-- Begin Supplied records --

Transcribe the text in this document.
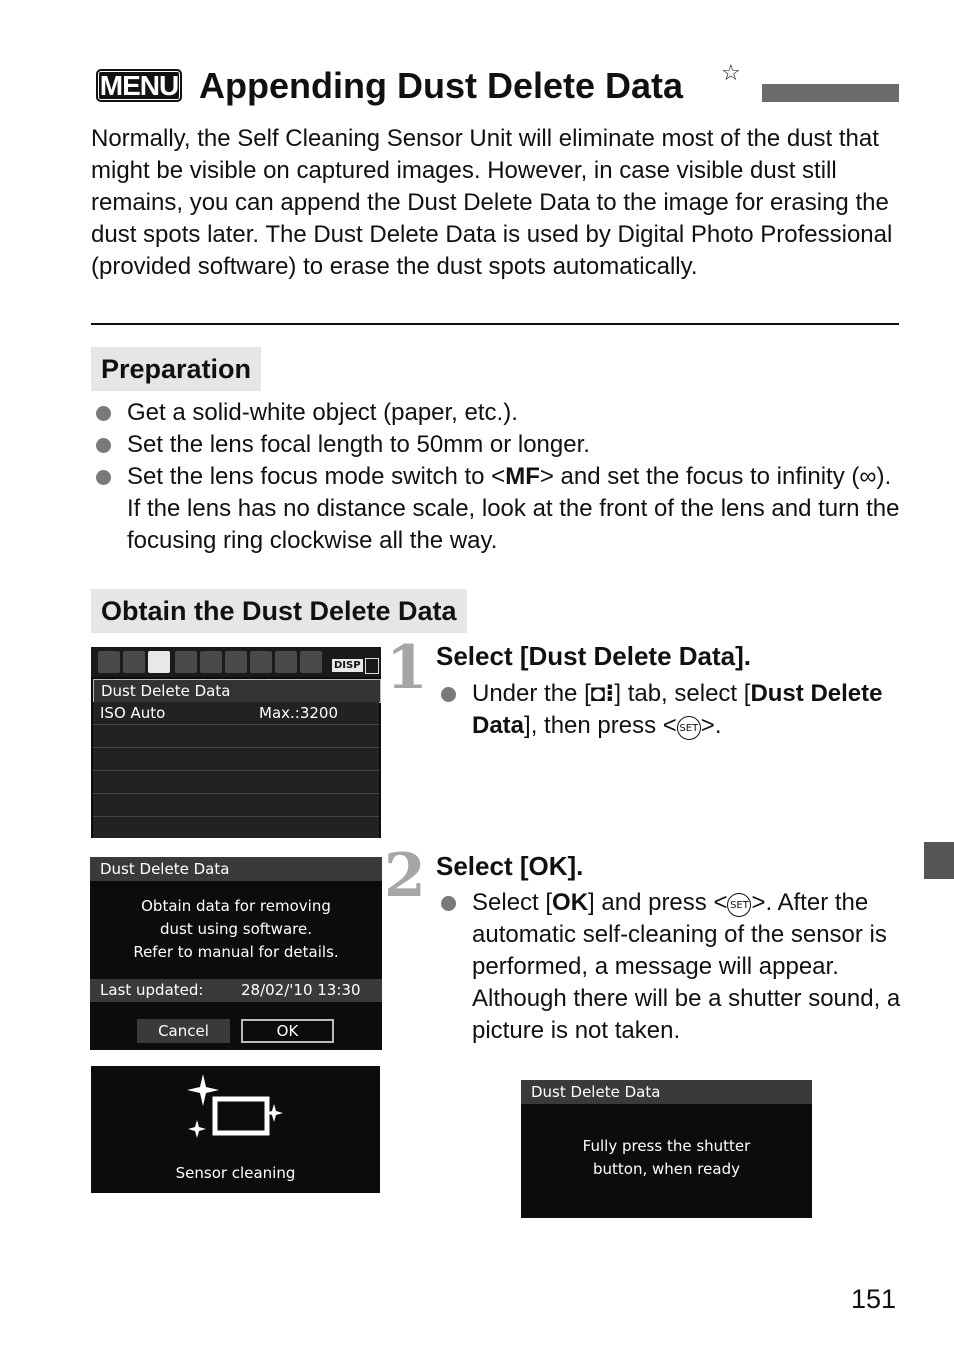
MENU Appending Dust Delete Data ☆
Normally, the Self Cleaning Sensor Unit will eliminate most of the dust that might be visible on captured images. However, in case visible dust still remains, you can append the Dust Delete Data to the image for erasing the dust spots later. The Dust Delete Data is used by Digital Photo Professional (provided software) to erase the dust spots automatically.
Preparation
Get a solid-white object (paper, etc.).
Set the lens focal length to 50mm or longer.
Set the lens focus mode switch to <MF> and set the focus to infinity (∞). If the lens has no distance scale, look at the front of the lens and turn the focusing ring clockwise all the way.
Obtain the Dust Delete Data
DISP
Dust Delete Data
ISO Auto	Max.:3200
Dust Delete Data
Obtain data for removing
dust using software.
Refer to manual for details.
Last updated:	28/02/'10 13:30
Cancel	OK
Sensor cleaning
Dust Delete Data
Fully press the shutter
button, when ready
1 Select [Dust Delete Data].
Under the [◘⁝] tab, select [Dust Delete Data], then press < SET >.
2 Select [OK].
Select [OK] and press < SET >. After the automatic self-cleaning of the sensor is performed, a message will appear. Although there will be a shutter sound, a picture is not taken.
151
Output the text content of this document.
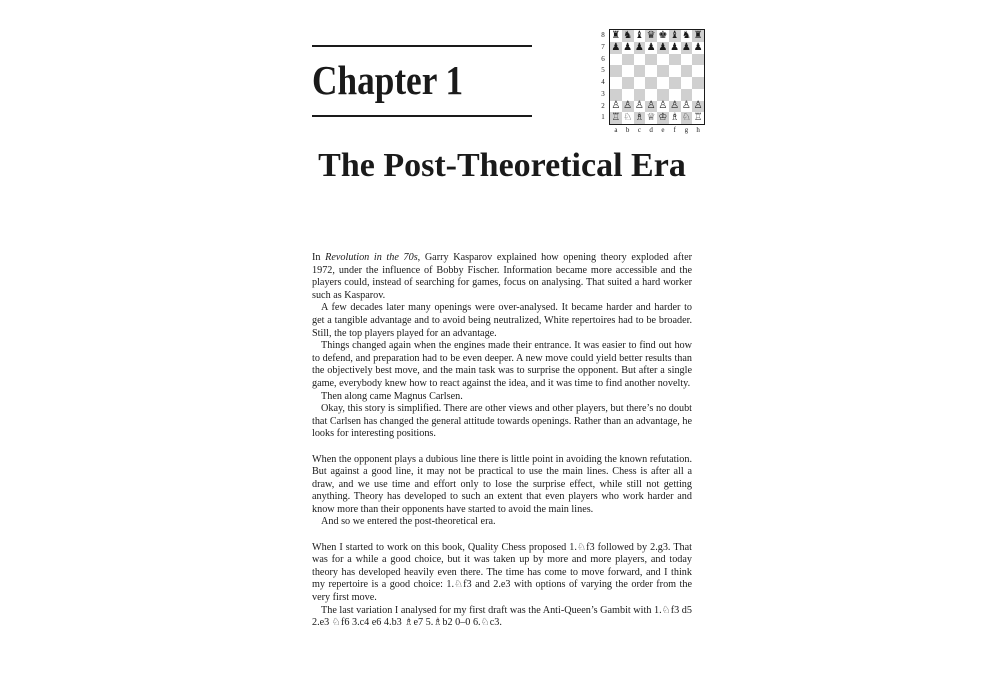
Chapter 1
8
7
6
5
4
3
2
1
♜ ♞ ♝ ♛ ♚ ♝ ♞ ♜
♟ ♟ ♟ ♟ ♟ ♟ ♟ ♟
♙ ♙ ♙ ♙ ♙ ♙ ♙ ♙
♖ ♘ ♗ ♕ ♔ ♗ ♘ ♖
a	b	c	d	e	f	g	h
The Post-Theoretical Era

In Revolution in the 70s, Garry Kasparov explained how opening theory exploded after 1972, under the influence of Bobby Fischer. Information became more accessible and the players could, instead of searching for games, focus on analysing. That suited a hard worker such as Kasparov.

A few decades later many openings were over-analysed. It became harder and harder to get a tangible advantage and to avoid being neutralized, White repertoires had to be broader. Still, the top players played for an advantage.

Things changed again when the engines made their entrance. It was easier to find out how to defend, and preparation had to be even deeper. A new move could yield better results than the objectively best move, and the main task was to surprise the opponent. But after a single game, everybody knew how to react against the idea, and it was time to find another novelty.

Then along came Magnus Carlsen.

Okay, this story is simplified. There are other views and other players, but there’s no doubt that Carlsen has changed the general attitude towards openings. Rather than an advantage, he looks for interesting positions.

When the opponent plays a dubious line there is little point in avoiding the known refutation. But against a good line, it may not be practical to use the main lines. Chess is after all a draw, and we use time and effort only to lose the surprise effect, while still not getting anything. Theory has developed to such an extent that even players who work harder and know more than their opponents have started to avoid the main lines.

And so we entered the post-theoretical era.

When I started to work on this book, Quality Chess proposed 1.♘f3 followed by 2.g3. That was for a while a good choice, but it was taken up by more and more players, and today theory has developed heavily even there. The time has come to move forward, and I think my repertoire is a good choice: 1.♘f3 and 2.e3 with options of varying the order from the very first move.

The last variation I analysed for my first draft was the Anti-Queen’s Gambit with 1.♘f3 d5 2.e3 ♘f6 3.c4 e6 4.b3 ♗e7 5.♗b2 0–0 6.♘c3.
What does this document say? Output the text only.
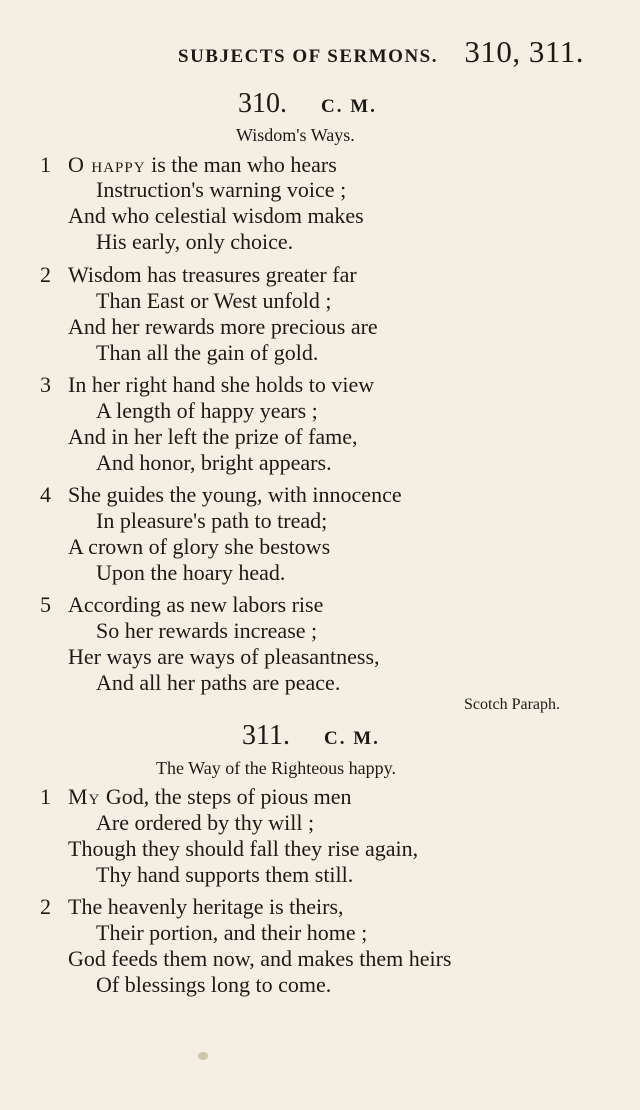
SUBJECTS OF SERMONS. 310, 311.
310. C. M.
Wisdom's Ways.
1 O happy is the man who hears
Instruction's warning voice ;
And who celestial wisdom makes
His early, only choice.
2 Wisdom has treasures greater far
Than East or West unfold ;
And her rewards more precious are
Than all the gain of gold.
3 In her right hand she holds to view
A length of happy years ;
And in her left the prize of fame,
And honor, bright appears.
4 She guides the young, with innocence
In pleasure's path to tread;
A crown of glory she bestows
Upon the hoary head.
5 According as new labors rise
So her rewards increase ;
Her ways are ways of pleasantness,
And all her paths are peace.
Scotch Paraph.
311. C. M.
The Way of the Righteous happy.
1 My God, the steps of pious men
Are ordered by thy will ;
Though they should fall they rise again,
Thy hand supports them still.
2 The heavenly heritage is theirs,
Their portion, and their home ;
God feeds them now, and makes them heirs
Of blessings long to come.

-- End Supplied records --

Requirements: Write out the listing above exactly as it stands, pictures excluded.

Full answer:
Transcribe the text in this document.
MENU Appending Dust Delete Data ☆
Normally, the Self Cleaning Sensor Unit will eliminate most of the dust that might be visible on captured images. However, in case visible dust still remains, you can append the Dust Delete Data to the image for erasing the dust spots later. The Dust Delete Data is used by Digital Photo Professional (provided software) to erase the dust spots automatically.
Preparation
Get a solid-white object (paper, etc.).
Set the lens focal length to 50mm or longer.
Set the lens focus mode switch to <MF> and set the focus to infinity (∞). If the lens has no distance scale, look at the front of the lens and turn the focusing ring clockwise all the way.
Obtain the Dust Delete Data
DISP
Dust Delete Data
ISO Auto	Max.:3200
Dust Delete Data
Obtain data for removing
dust using software.
Refer to manual for details.
Last updated:	28/02/'10 13:30
Cancel	OK
Sensor cleaning
Dust Delete Data
Fully press the shutter
button, when ready
1 Select [Dust Delete Data].
Under the [◘⁝] tab, select [Dust Delete Data], then press < SET >.
2 Select [OK].
Select [OK] and press < SET >. After the automatic self-cleaning of the sensor is performed, a message will appear. Although there will be a shutter sound, a picture is not taken.
151
Output the text content of this document.
Chapter 1
8
7
6
5
4
3
2
1
♜ ♞ ♝ ♛ ♚ ♝ ♞ ♜
♟ ♟ ♟ ♟ ♟ ♟ ♟ ♟
♙ ♙ ♙ ♙ ♙ ♙ ♙ ♙
♖ ♘ ♗ ♕ ♔ ♗ ♘ ♖
a	b	c	d	e	f	g	h
The Post-Theoretical Era

In Revolution in the 70s, Garry Kasparov explained how opening theory exploded after 1972, under the influence of Bobby Fischer. Information became more accessible and the players could, instead of searching for games, focus on analysing. That suited a hard worker such as Kasparov.

A few decades later many openings were over-analysed. It became harder and harder to get a tangible advantage and to avoid being neutralized, White repertoires had to be broader. Still, the top players played for an advantage.

Things changed again when the engines made their entrance. It was easier to find out how to defend, and preparation had to be even deeper. A new move could yield better results than the objectively best move, and the main task was to surprise the opponent. But after a single game, everybody knew how to react against the idea, and it was time to find another novelty.

Then along came Magnus Carlsen.

Okay, this story is simplified. There are other views and other players, but there’s no doubt that Carlsen has changed the general attitude towards openings. Rather than an advantage, he looks for interesting positions.

When the opponent plays a dubious line there is little point in avoiding the known refutation. But against a good line, it may not be practical to use the main lines. Chess is after all a draw, and we use time and effort only to lose the surprise effect, while still not getting anything. Theory has developed to such an extent that even players who work harder and know more than their opponents have started to avoid the main lines.

And so we entered the post-theoretical era.

When I started to work on this book, Quality Chess proposed 1.♘f3 followed by 2.g3. That was for a while a good choice, but it was taken up by more and more players, and today theory has developed heavily even there. The time has come to move forward, and I think my repertoire is a good choice: 1.♘f3 and 2.e3 with options of varying the order from the very first move.

The last variation I analysed for my first draft was the Anti-Queen’s Gambit with 1.♘f3 d5 2.e3 ♘f6 3.c4 e6 4.b3 ♗e7 5.♗b2 0–0 6.♘c3.
What does this document say? Output the text only.
SUBJECTS OF SERMONS. 310, 311.
310. C. M.
Wisdom's Ways.
1 O happy is the man who hears
Instruction's warning voice ;
And who celestial wisdom makes
His early, only choice.
2 Wisdom has treasures greater far
Than East or West unfold ;
And her rewards more precious are
Than all the gain of gold.
3 In her right hand she holds to view
A length of happy years ;
And in her left the prize of fame,
And honor, bright appears.
4 She guides the young, with innocence
In pleasure's path to tread;
A crown of glory she bestows
Upon the hoary head.
5 According as new labors rise
So her rewards increase ;
Her ways are ways of pleasantness,
And all her paths are peace.
Scotch Paraph.
311. C. M.
The Way of the Righteous happy.
1 My God, the steps of pious men
Are ordered by thy will ;
Though they should fall they rise again,
Thy hand supports them still.
2 The heavenly heritage is theirs,
Their portion, and their home ;
God feeds them now, and makes them heirs
Of blessings long to come.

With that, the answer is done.